-- Start Task input --

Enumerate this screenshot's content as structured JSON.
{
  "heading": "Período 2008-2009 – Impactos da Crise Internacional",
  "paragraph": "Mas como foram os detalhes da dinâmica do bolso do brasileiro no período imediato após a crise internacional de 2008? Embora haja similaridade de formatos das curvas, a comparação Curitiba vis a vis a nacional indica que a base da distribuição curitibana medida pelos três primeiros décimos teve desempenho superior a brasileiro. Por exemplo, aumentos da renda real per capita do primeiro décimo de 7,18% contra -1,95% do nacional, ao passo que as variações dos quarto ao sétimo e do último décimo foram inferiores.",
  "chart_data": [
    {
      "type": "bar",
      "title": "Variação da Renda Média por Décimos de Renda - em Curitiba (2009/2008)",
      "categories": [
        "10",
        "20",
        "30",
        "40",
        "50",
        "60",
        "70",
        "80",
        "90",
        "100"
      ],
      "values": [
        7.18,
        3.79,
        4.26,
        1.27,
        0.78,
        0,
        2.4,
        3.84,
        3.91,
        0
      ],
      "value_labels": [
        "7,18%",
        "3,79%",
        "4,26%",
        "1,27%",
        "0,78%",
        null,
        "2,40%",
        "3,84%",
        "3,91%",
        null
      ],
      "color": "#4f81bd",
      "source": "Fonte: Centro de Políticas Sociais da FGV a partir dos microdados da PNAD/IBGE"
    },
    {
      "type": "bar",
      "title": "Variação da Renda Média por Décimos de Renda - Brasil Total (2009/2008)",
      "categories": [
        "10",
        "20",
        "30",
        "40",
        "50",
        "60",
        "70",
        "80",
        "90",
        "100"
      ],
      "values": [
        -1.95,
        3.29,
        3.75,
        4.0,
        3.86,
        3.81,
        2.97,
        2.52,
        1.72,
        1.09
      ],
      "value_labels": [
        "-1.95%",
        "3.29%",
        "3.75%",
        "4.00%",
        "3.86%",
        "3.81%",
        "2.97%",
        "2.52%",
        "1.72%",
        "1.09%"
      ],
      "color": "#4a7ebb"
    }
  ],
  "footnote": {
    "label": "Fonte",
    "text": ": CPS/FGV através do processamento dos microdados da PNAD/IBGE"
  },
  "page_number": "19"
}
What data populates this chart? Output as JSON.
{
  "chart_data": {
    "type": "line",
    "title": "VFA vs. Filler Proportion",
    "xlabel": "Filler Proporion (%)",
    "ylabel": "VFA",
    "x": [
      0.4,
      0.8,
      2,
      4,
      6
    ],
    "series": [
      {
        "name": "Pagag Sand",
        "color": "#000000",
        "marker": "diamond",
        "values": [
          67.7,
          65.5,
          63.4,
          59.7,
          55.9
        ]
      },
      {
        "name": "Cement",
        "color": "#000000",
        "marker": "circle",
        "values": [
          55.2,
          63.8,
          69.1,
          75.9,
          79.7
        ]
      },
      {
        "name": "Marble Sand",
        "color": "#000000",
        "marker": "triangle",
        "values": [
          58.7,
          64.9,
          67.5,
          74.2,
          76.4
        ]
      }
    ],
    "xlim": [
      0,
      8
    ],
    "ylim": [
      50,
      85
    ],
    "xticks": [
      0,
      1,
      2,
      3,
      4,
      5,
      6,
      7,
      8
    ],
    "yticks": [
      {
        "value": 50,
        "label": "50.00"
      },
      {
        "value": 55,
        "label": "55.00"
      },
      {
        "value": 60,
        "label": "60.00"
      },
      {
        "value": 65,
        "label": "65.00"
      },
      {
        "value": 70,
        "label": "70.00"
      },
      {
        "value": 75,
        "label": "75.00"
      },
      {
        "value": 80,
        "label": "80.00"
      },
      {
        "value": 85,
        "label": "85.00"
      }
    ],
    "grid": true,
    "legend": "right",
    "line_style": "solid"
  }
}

-- End Task input --

▸ Short problem
Reproduce the records word for word.

▸ Task response
Enumerate this screenshot's content as structured JSON.
{
  "heading": "Período 2008-2009 – Impactos da Crise Internacional",
  "paragraph": "Mas como foram os detalhes da dinâmica do bolso do brasileiro no período imediato após a crise internacional de 2008? Embora haja similaridade de formatos das curvas, a comparação Curitiba vis a vis a nacional indica que a base da distribuição curitibana medida pelos três primeiros décimos teve desempenho superior a brasileiro. Por exemplo, aumentos da renda real per capita do primeiro décimo de 7,18% contra -1,95% do nacional, ao passo que as variações dos quarto ao sétimo e do último décimo foram inferiores.",
  "chart_data": [
    {
      "type": "bar",
      "title": "Variação da Renda Média por Décimos de Renda - em Curitiba (2009/2008)",
      "categories": [
        "10",
        "20",
        "30",
        "40",
        "50",
        "60",
        "70",
        "80",
        "90",
        "100"
      ],
      "values": [
        7.18,
        3.79,
        4.26,
        1.27,
        0.78,
        0,
        2.4,
        3.84,
        3.91,
        0
      ],
      "value_labels": [
        "7,18%",
        "3,79%",
        "4,26%",
        "1,27%",
        "0,78%",
        null,
        "2,40%",
        "3,84%",
        "3,91%",
        null
      ],
      "color": "#4f81bd",
      "source": "Fonte: Centro de Políticas Sociais da FGV a partir dos microdados da PNAD/IBGE"
    },
    {
      "type": "bar",
      "title": "Variação da Renda Média por Décimos de Renda - Brasil Total (2009/2008)",
      "categories": [
        "10",
        "20",
        "30",
        "40",
        "50",
        "60",
        "70",
        "80",
        "90",
        "100"
      ],
      "values": [
        -1.95,
        3.29,
        3.75,
        4.0,
        3.86,
        3.81,
        2.97,
        2.52,
        1.72,
        1.09
      ],
      "value_labels": [
        "-1.95%",
        "3.29%",
        "3.75%",
        "4.00%",
        "3.86%",
        "3.81%",
        "2.97%",
        "2.52%",
        "1.72%",
        "1.09%"
      ],
      "color": "#4a7ebb"
    }
  ],
  "footnote": {
    "label": "Fonte",
    "text": ": CPS/FGV através do processamento dos microdados da PNAD/IBGE"
  },
  "page_number": "19"
}
What data populates this chart? Output as JSON.
{
  "chart_data": {
    "type": "line",
    "title": "VFA vs. Filler Proportion",
    "xlabel": "Filler Proporion (%)",
    "ylabel": "VFA",
    "x": [
      0.4,
      0.8,
      2,
      4,
      6
    ],
    "series": [
      {
        "name": "Pagag Sand",
        "color": "#000000",
        "marker": "diamond",
        "values": [
          67.7,
          65.5,
          63.4,
          59.7,
          55.9
        ]
      },
      {
        "name": "Cement",
        "color": "#000000",
        "marker": "circle",
        "values": [
          55.2,
          63.8,
          69.1,
          75.9,
          79.7
        ]
      },
      {
        "name": "Marble Sand",
        "color": "#000000",
        "marker": "triangle",
        "values": [
          58.7,
          64.9,
          67.5,
          74.2,
          76.4
        ]
      }
    ],
    "xlim": [
      0,
      8
    ],
    "ylim": [
      50,
      85
    ],
    "xticks": [
      0,
      1,
      2,
      3,
      4,
      5,
      6,
      7,
      8
    ],
    "yticks": [
      {
        "value": 50,
        "label": "50.00"
      },
      {
        "value": 55,
        "label": "55.00"
      },
      {
        "value": 60,
        "label": "60.00"
      },
      {
        "value": 65,
        "label": "65.00"
      },
      {
        "value": 70,
        "label": "70.00"
      },
      {
        "value": 75,
        "label": "75.00"
      },
      {
        "value": 80,
        "label": "80.00"
      },
      {
        "value": 85,
        "label": "85.00"
      }
    ],
    "grid": true,
    "legend": "right",
    "line_style": "solid"
  }
}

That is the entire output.